## Quoted passage
++++
Recently there's been another round of internet indignation in defense of dark YA novels. Every few months it seems I run across another spate of people defending romance novels. Awhile back it was fantasy because of the TV series made from Game of Thrones. And sometimes these defensive posts are really great, rallying cries for art and freedom and all manner of good things, and sometimes they're sort of the same old same old, preaching to the choir. But I keep having a problem with an overwhelming majority of them.

They concede too much.

When you defend a dark YA novel because darkness in YA novels can teach empathy and awareness for various social problems, you make that the standard for judgment--rather than saying, hey, you know what? Teens are people, and novels aimed at teens deserve as much breadth and as much of the author's critical and artistic judgment as any other art form aimed at people. Period. Sure, you try to figure out what your audience will get and what they'll like--you always do. That's true of any novel.
++++
## Provided material

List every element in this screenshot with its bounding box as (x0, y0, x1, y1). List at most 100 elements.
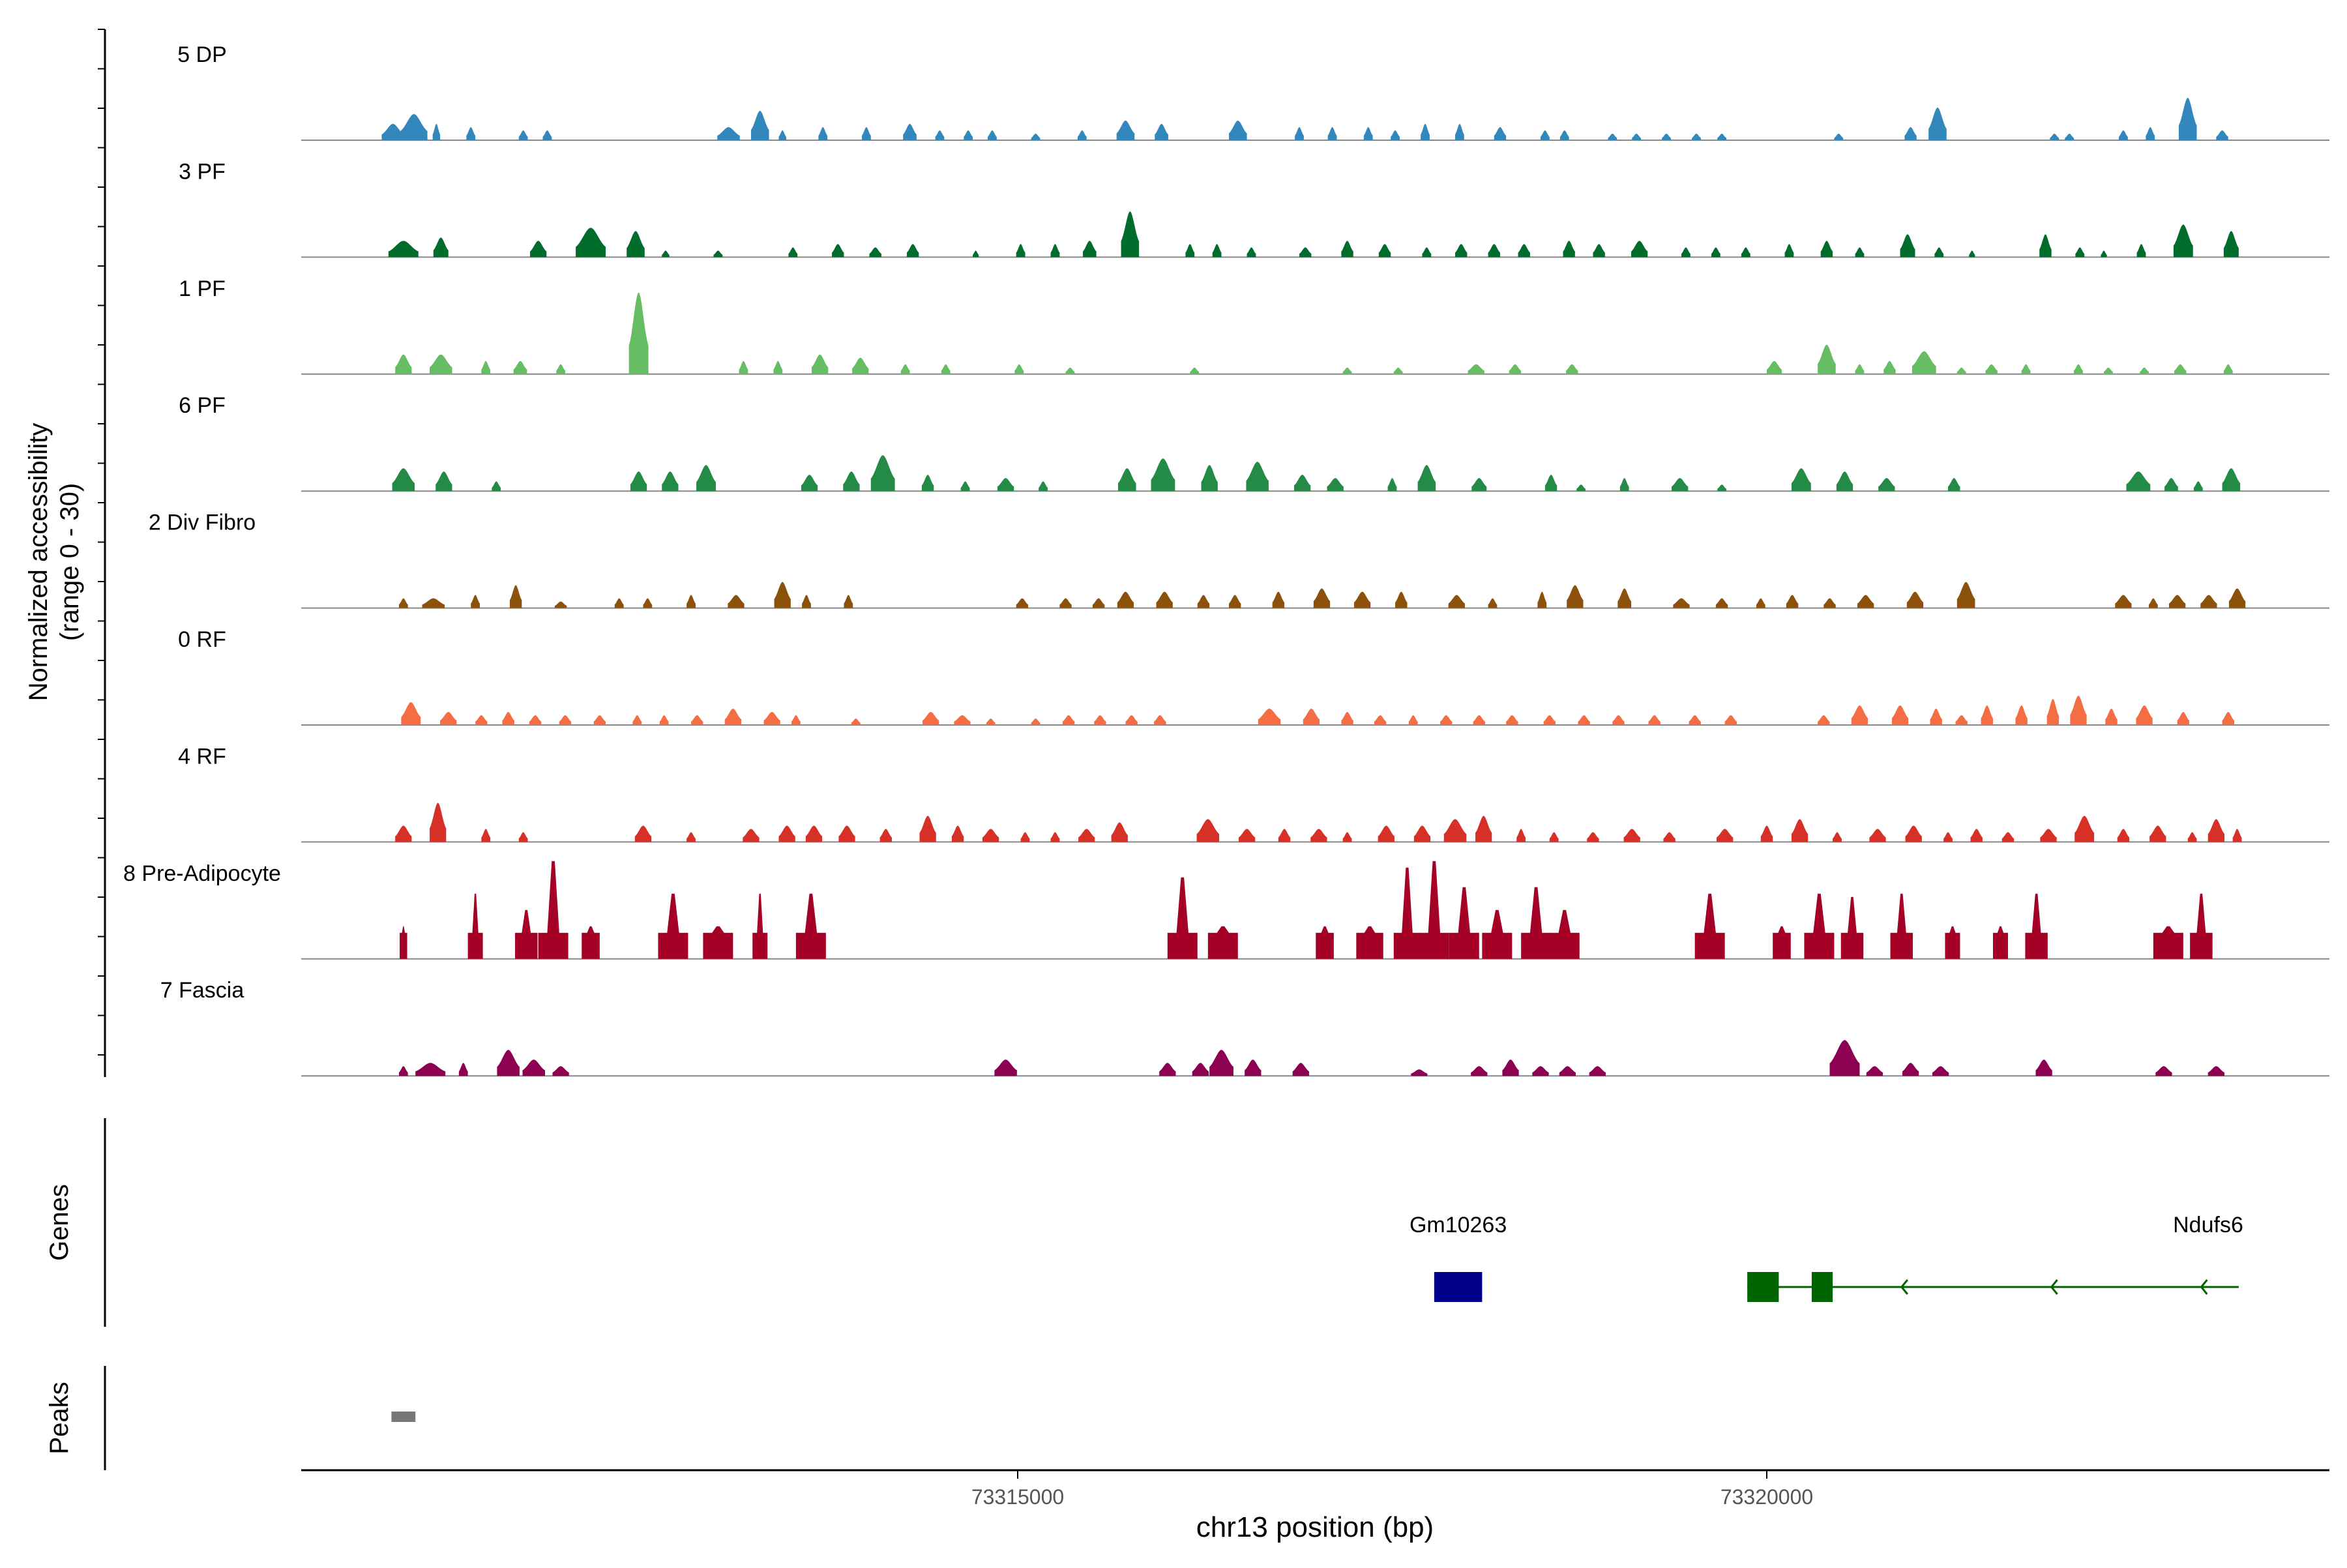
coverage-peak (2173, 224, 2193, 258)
++++
## What you need to do
1 – Quote the passage on defending dark YA novels from "They concede too" to "of any novel.".
2 – Continue the passage on defending dark YA novels, picking up after its final sentence.

## Answers to the problems
1 –
They concede too much.

When you defend a dark YA novel because darkness in YA novels can teach empathy and awareness for various social problems, you make that the standard for judgment--rather than saying, hey, you know what? Teens are people, and novels aimed at teens deserve as much breadth and as much of the author's critical and artistic judgment as any other art form aimed at people. Period. Sure, you try to figure out what your audience will get and what they'll like--you always do. That's true of any novel.

2 –
And when you defend genre romance by noting that a great many writers--usually Jane Austen comes up here, often Shakespeare--have concerned themselves with love stories, you are palming cards that only readers who are sympathetic to your cause will miss: the idea that a love story and a genre romance are identical, rather than the latter being a subset of the former. Nobody actually buys the, "One genius could make this a worthy thing, so it's a worthy thing!" argument, particularly not the sort of people who are condemning entire genres wholesale. They buy them even less when the worthy thing you're pointing at is arguably not the thing you're defending. Shakespeare's genre, in the old technical sense, was plays or poems, not novels. If you have to call on Shakespeare to defend a group of novels, you have already lost your argument nine times out of ten--worse, you have conceded it by not forming a coherent defense of what you actually value.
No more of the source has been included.